▸ INSTRUCTIONS TO FOLLOW:
Within the material below, find each line bearing the word "name" and present it.

|---|

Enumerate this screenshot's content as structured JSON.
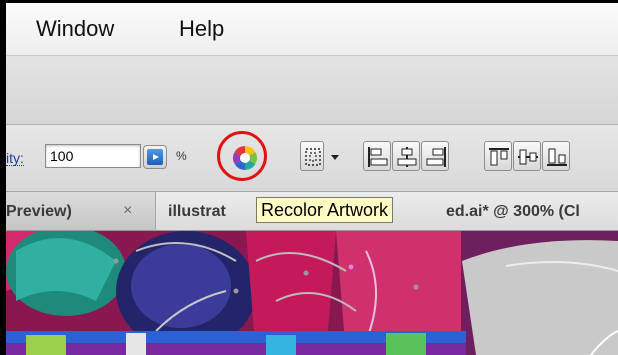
{
  "menubar": {
    "items": [
      {
        "label": "Window"
      },
      {
        "label": "Help"
      }
    ]
  },
  "controlbar": {
    "opacity_label": "ity:",
    "opacity_value": "100",
    "percent_symbol": "%",
    "recolor_icon": "color-wheel-icon",
    "buttons": [
      {
        "name": "selection-dropdown-button",
        "icon": "dotted-select-icon"
      },
      {
        "name": "align-left-button",
        "icon": "align-left-icon"
      },
      {
        "name": "align-center-button",
        "icon": "align-horizontal-center-icon"
      },
      {
        "name": "align-right-button",
        "icon": "align-right-icon"
      },
      {
        "name": "align-top-button",
        "icon": "align-top-icon"
      },
      {
        "name": "align-vertical-center-button",
        "icon": "align-vertical-center-icon"
      },
      {
        "name": "align-bottom-button",
        "icon": "align-bottom-icon"
      }
    ]
  },
  "tabs": [
    {
      "label": "Preview)",
      "close": "×"
    },
    {
      "label_left": "illustrat",
      "label_right": "ed.ai* @ 300% (Cl"
    }
  ],
  "tooltip": {
    "text": "Recolor Artwork"
  },
  "colors": {
    "highlight_ring": "#e01212",
    "tooltip_bg": "#fffcc6",
    "stepper_blue": "#2a74cf"
  }
}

|---|

▸ SOLUTION TO THIS EXERCISE:
        "name": "selection-dropdown-button",
        "name": "align-left-button",
        "name": "align-center-button",
        "name": "align-right-button",
        "name": "align-top-button",
        "name": "align-vertical-center-button",
        "name": "align-bottom-button",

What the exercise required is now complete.